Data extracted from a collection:
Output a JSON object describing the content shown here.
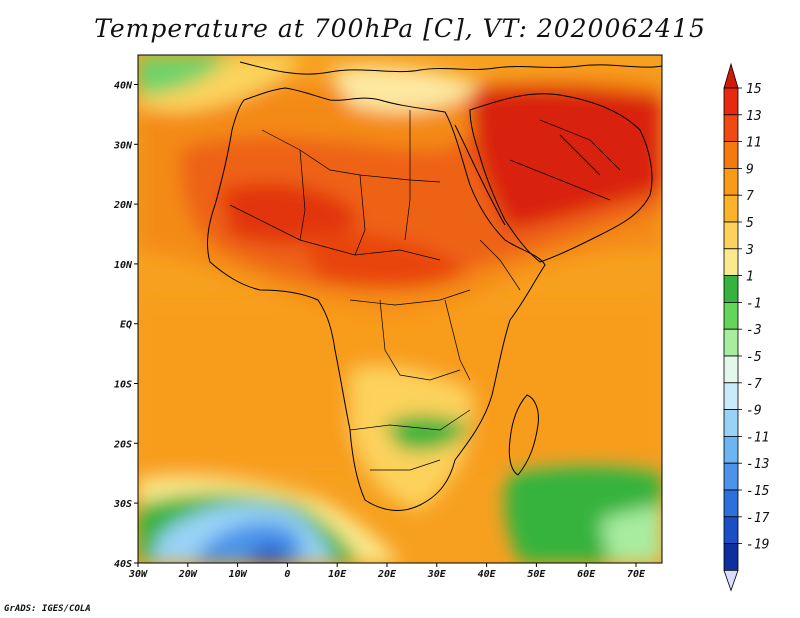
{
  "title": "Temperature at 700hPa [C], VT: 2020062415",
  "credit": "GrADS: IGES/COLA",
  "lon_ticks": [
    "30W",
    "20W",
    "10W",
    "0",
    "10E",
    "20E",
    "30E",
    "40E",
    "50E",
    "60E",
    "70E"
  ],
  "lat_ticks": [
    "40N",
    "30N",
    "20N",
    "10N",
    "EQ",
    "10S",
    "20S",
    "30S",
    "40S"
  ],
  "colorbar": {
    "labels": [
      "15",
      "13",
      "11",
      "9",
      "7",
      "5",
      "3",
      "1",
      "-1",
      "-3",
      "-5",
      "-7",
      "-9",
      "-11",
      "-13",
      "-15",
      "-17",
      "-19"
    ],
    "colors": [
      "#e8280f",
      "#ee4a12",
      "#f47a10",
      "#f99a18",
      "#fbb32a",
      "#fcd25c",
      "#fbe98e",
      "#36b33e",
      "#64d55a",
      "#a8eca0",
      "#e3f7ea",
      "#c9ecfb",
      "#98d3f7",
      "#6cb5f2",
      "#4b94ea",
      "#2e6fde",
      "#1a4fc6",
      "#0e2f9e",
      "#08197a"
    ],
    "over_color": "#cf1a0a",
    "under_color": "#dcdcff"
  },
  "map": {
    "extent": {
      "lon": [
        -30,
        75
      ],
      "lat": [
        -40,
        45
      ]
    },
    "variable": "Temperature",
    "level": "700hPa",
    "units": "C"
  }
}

GIVEN EXERCISE:
Identify every line above with the string "Temperature" in it. Copy those lines.

RESPONSE TO THE EXERCISE:
  "title": "Temperature at 700hPa [C], VT: 2020062415",
    "variable": "Temperature",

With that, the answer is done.